> **The request**
Transcribe every entry word for word. Skip the pictures.

> **Material supplied**
● ● ●

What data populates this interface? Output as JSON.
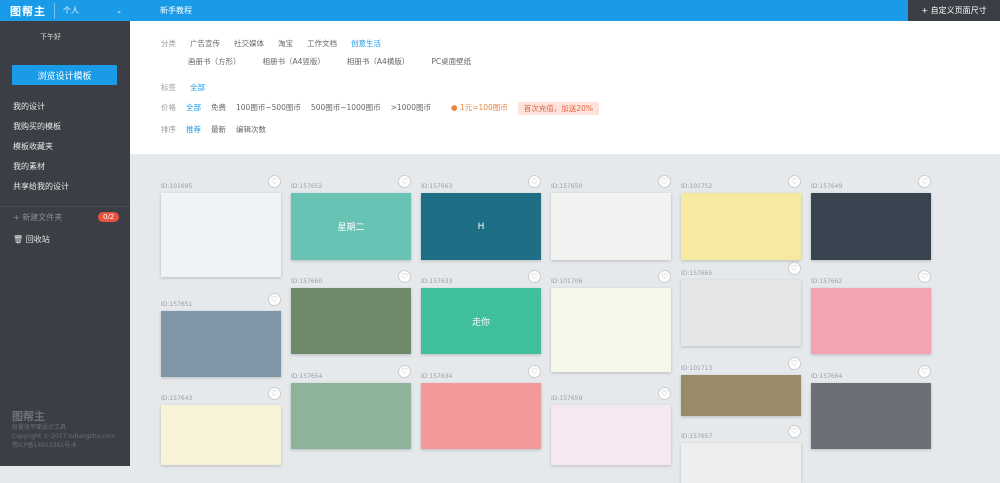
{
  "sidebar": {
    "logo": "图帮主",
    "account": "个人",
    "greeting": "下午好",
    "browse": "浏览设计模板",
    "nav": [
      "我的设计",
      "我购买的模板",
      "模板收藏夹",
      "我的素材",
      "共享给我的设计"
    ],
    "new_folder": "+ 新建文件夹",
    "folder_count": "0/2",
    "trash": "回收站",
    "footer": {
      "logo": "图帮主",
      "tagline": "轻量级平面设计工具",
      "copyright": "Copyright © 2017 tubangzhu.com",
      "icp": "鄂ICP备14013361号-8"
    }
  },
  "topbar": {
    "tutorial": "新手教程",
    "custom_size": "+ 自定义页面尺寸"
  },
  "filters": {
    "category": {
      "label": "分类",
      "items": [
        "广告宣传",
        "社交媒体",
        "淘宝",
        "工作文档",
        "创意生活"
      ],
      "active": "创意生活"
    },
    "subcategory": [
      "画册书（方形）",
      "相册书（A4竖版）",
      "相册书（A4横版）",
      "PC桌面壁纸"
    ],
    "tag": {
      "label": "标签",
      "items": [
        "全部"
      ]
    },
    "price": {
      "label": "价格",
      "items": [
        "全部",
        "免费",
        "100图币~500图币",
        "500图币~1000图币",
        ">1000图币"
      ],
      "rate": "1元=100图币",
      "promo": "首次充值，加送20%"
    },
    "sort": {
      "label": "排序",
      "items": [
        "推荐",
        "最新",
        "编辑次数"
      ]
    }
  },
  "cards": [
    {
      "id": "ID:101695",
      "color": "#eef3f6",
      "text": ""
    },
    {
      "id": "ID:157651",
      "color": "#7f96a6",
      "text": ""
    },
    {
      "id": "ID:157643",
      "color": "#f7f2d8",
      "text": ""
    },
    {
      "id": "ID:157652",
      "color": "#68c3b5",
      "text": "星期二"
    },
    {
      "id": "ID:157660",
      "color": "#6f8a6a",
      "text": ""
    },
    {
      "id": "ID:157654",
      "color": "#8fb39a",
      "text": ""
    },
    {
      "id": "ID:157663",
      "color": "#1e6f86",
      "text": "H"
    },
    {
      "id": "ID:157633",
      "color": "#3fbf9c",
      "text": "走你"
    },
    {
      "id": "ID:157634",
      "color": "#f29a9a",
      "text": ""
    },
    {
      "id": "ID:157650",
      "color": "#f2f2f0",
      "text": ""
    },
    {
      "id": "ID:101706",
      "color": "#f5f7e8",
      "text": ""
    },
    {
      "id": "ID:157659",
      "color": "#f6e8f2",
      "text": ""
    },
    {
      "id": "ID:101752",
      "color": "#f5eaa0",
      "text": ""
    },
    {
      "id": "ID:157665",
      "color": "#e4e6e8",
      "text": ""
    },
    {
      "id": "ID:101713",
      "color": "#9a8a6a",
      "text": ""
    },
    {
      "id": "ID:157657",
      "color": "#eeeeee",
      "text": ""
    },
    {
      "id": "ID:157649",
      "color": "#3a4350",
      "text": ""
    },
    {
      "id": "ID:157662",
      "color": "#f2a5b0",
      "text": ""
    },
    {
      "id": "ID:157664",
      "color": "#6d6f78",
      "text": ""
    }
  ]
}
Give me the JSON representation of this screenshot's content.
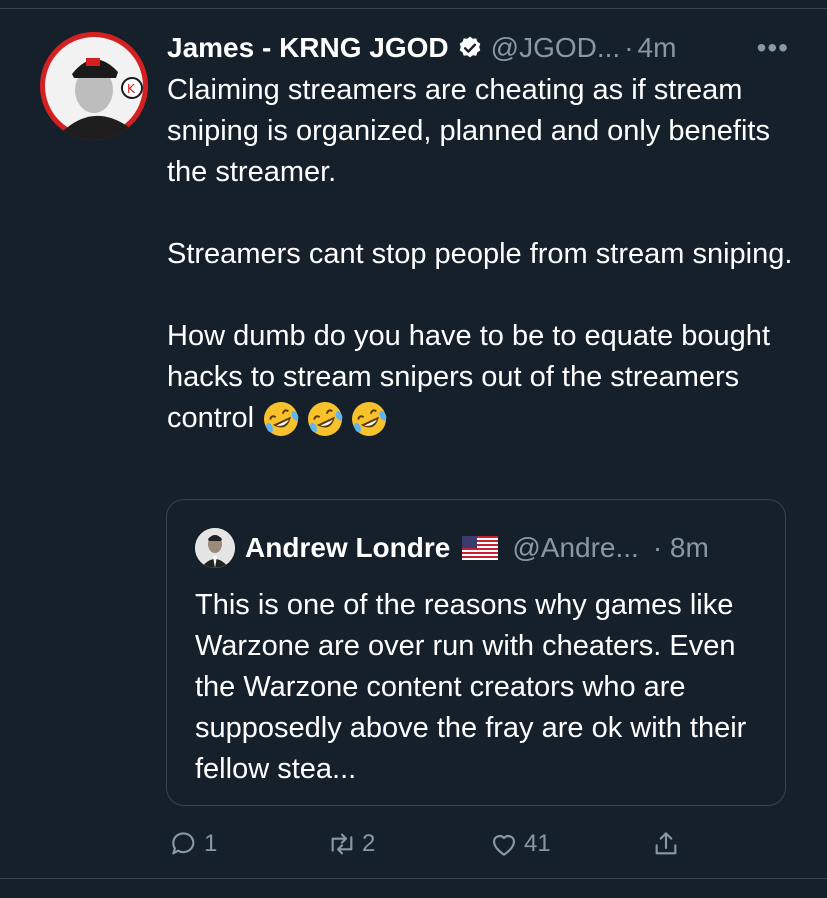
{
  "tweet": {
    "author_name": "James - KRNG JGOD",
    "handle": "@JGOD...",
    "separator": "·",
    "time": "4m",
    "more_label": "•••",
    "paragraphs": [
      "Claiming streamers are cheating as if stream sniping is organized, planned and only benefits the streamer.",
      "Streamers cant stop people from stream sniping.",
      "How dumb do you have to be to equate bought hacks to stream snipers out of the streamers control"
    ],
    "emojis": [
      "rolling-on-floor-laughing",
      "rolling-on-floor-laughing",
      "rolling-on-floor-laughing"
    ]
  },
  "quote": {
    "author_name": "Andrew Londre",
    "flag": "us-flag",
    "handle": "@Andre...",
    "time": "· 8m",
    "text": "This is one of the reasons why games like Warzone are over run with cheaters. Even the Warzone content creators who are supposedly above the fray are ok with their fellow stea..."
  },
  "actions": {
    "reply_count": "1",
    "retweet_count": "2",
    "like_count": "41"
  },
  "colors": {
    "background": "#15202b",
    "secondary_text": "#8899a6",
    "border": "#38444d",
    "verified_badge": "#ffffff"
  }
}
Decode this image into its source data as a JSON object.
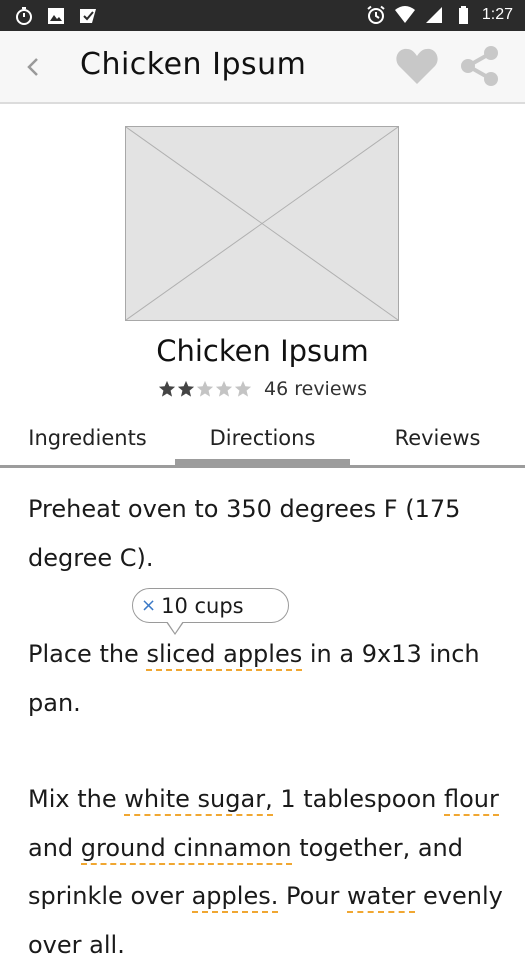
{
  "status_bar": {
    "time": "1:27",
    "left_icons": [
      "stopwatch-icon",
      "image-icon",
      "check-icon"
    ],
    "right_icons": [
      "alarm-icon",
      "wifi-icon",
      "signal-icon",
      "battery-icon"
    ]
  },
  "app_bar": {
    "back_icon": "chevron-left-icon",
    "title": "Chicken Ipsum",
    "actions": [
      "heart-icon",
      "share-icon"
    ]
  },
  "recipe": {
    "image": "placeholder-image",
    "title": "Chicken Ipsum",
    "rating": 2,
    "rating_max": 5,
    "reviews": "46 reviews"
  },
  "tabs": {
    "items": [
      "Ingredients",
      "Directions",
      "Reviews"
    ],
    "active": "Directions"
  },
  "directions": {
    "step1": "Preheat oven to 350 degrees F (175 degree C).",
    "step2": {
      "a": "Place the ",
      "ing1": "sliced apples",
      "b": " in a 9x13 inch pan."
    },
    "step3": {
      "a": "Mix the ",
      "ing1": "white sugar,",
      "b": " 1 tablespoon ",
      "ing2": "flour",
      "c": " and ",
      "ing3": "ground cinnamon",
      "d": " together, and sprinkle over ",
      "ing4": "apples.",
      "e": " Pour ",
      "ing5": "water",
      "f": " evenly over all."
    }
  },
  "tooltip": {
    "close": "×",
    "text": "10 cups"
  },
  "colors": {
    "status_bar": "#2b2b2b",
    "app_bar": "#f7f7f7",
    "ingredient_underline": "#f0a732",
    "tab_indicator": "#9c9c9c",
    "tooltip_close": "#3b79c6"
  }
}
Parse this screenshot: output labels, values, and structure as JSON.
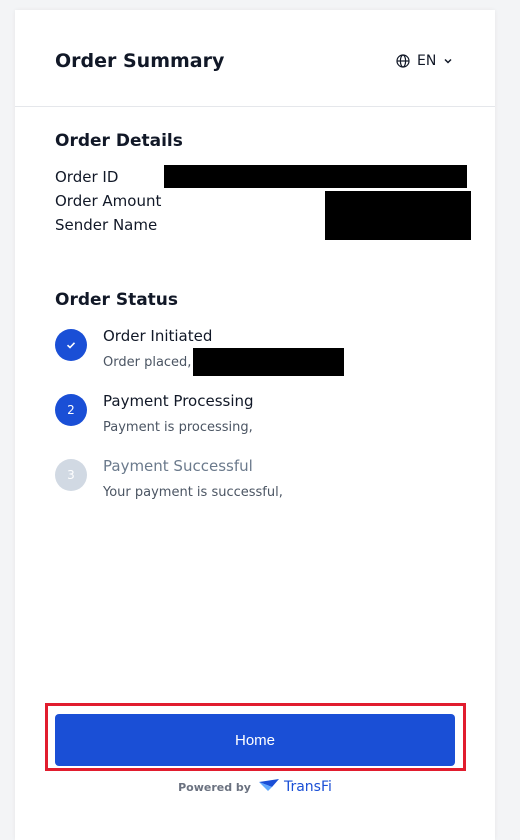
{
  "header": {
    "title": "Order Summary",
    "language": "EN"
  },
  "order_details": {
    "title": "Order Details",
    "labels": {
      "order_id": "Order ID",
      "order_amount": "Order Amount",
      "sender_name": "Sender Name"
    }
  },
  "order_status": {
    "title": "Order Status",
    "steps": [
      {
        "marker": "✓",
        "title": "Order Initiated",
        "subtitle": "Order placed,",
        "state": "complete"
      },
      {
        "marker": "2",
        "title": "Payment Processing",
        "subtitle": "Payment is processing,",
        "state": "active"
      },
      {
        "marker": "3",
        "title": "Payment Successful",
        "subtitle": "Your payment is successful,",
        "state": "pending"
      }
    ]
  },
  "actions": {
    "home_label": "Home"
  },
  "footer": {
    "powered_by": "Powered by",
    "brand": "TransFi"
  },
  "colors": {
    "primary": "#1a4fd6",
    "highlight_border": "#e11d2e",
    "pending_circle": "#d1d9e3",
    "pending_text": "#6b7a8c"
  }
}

● ● ●

> **Solution for this task**
What data populates this interface? Output as JSON.
{
  "sidebar": {
    "logo": "图帮主",
    "account": "个人",
    "greeting": "下午好",
    "browse": "浏览设计模板",
    "nav": [
      "我的设计",
      "我购买的模板",
      "模板收藏夹",
      "我的素材",
      "共享给我的设计"
    ],
    "new_folder": "+ 新建文件夹",
    "folder_count": "0/2",
    "trash": "回收站",
    "footer": {
      "logo": "图帮主",
      "tagline": "轻量级平面设计工具",
      "copyright": "Copyright © 2017 tubangzhu.com",
      "icp": "鄂ICP备14013361号-8"
    }
  },
  "topbar": {
    "tutorial": "新手教程",
    "custom_size": "+ 自定义页面尺寸"
  },
  "filters": {
    "category": {
      "label": "分类",
      "items": [
        "广告宣传",
        "社交媒体",
        "淘宝",
        "工作文档",
        "创意生活"
      ],
      "active": "创意生活"
    },
    "subcategory": [
      "画册书（方形）",
      "相册书（A4竖版）",
      "相册书（A4横版）",
      "PC桌面壁纸"
    ],
    "tag": {
      "label": "标签",
      "items": [
        "全部"
      ]
    },
    "price": {
      "label": "价格",
      "items": [
        "全部",
        "免费",
        "100图币~500图币",
        "500图币~1000图币",
        ">1000图币"
      ],
      "rate": "1元=100图币",
      "promo": "首次充值，加送20%"
    },
    "sort": {
      "label": "排序",
      "items": [
        "推荐",
        "最新",
        "编辑次数"
      ]
    }
  },
  "cards": [
    {
      "id": "ID:101695",
      "color": "#eef3f6",
      "text": ""
    },
    {
      "id": "ID:157651",
      "color": "#7f96a6",
      "text": ""
    },
    {
      "id": "ID:157643",
      "color": "#f7f2d8",
      "text": ""
    },
    {
      "id": "ID:157652",
      "color": "#68c3b5",
      "text": "星期二"
    },
    {
      "id": "ID:157660",
      "color": "#6f8a6a",
      "text": ""
    },
    {
      "id": "ID:157654",
      "color": "#8fb39a",
      "text": ""
    },
    {
      "id": "ID:157663",
      "color": "#1e6f86",
      "text": "H"
    },
    {
      "id": "ID:157633",
      "color": "#3fbf9c",
      "text": "走你"
    },
    {
      "id": "ID:157634",
      "color": "#f29a9a",
      "text": ""
    },
    {
      "id": "ID:157650",
      "color": "#f2f2f0",
      "text": ""
    },
    {
      "id": "ID:101706",
      "color": "#f5f7e8",
      "text": ""
    },
    {
      "id": "ID:157659",
      "color": "#f6e8f2",
      "text": ""
    },
    {
      "id": "ID:101752",
      "color": "#f5eaa0",
      "text": ""
    },
    {
      "id": "ID:157665",
      "color": "#e4e6e8",
      "text": ""
    },
    {
      "id": "ID:101713",
      "color": "#9a8a6a",
      "text": ""
    },
    {
      "id": "ID:157657",
      "color": "#eeeeee",
      "text": ""
    },
    {
      "id": "ID:157649",
      "color": "#3a4350",
      "text": ""
    },
    {
      "id": "ID:157662",
      "color": "#f2a5b0",
      "text": ""
    },
    {
      "id": "ID:157664",
      "color": "#6d6f78",
      "text": ""
    }
  ]
}
Give me the JSON representation of this screenshot's content.
{
  "tweet": {
    "author_name": "James - KRNG JGOD",
    "handle": "@JGOD...",
    "separator": "·",
    "time": "4m",
    "more_label": "•••",
    "paragraphs": [
      "Claiming streamers are cheating as if stream sniping is organized, planned and only benefits the streamer.",
      "Streamers cant stop people from stream sniping.",
      "How dumb do you have to be to equate bought hacks to stream snipers out of the streamers control"
    ],
    "emojis": [
      "rolling-on-floor-laughing",
      "rolling-on-floor-laughing",
      "rolling-on-floor-laughing"
    ]
  },
  "quote": {
    "author_name": "Andrew Londre",
    "flag": "us-flag",
    "handle": "@Andre...",
    "time": "· 8m",
    "text": "This is one of the reasons why games like Warzone are over run with cheaters. Even the Warzone content creators who are supposedly above the fray are ok with their fellow stea..."
  },
  "actions": {
    "reply_count": "1",
    "retweet_count": "2",
    "like_count": "41"
  },
  "colors": {
    "background": "#15202b",
    "secondary_text": "#8899a6",
    "border": "#38444d",
    "verified_badge": "#ffffff"
  }
}
Decode this image into its source data as a JSON object.
{
  "status_bar": {
    "time": "1:27",
    "left_icons": [
      "stopwatch-icon",
      "image-icon",
      "check-icon"
    ],
    "right_icons": [
      "alarm-icon",
      "wifi-icon",
      "signal-icon",
      "battery-icon"
    ]
  },
  "app_bar": {
    "back_icon": "chevron-left-icon",
    "title": "Chicken Ipsum",
    "actions": [
      "heart-icon",
      "share-icon"
    ]
  },
  "recipe": {
    "image": "placeholder-image",
    "title": "Chicken Ipsum",
    "rating": 2,
    "rating_max": 5,
    "reviews": "46 reviews"
  },
  "tabs": {
    "items": [
      "Ingredients",
      "Directions",
      "Reviews"
    ],
    "active": "Directions"
  },
  "directions": {
    "step1": "Preheat oven to 350 degrees F (175 degree C).",
    "step2": {
      "a": "Place the ",
      "ing1": "sliced apples",
      "b": " in a 9x13 inch pan."
    },
    "step3": {
      "a": "Mix the ",
      "ing1": "white sugar,",
      "b": " 1 tablespoon ",
      "ing2": "flour",
      "c": " and ",
      "ing3": "ground cinnamon",
      "d": " together, and sprinkle over ",
      "ing4": "apples.",
      "e": " Pour ",
      "ing5": "water",
      "f": " evenly over all."
    }
  },
  "tooltip": {
    "close": "×",
    "text": "10 cups"
  },
  "colors": {
    "status_bar": "#2b2b2b",
    "app_bar": "#f7f7f7",
    "ingredient_underline": "#f0a732",
    "tab_indicator": "#9c9c9c",
    "tooltip_close": "#3b79c6"
  }
}
Parse this screenshot: output labels, values, and structure as JSON.
{
  "header": {
    "title": "Order Summary",
    "language": "EN"
  },
  "order_details": {
    "title": "Order Details",
    "labels": {
      "order_id": "Order ID",
      "order_amount": "Order Amount",
      "sender_name": "Sender Name"
    }
  },
  "order_status": {
    "title": "Order Status",
    "steps": [
      {
        "marker": "✓",
        "title": "Order Initiated",
        "subtitle": "Order placed,",
        "state": "complete"
      },
      {
        "marker": "2",
        "title": "Payment Processing",
        "subtitle": "Payment is processing,",
        "state": "active"
      },
      {
        "marker": "3",
        "title": "Payment Successful",
        "subtitle": "Your payment is successful,",
        "state": "pending"
      }
    ]
  },
  "actions": {
    "home_label": "Home"
  },
  "footer": {
    "powered_by": "Powered by",
    "brand": "TransFi"
  },
  "colors": {
    "primary": "#1a4fd6",
    "highlight_border": "#e11d2e",
    "pending_circle": "#d1d9e3",
    "pending_text": "#6b7a8c"
  }
}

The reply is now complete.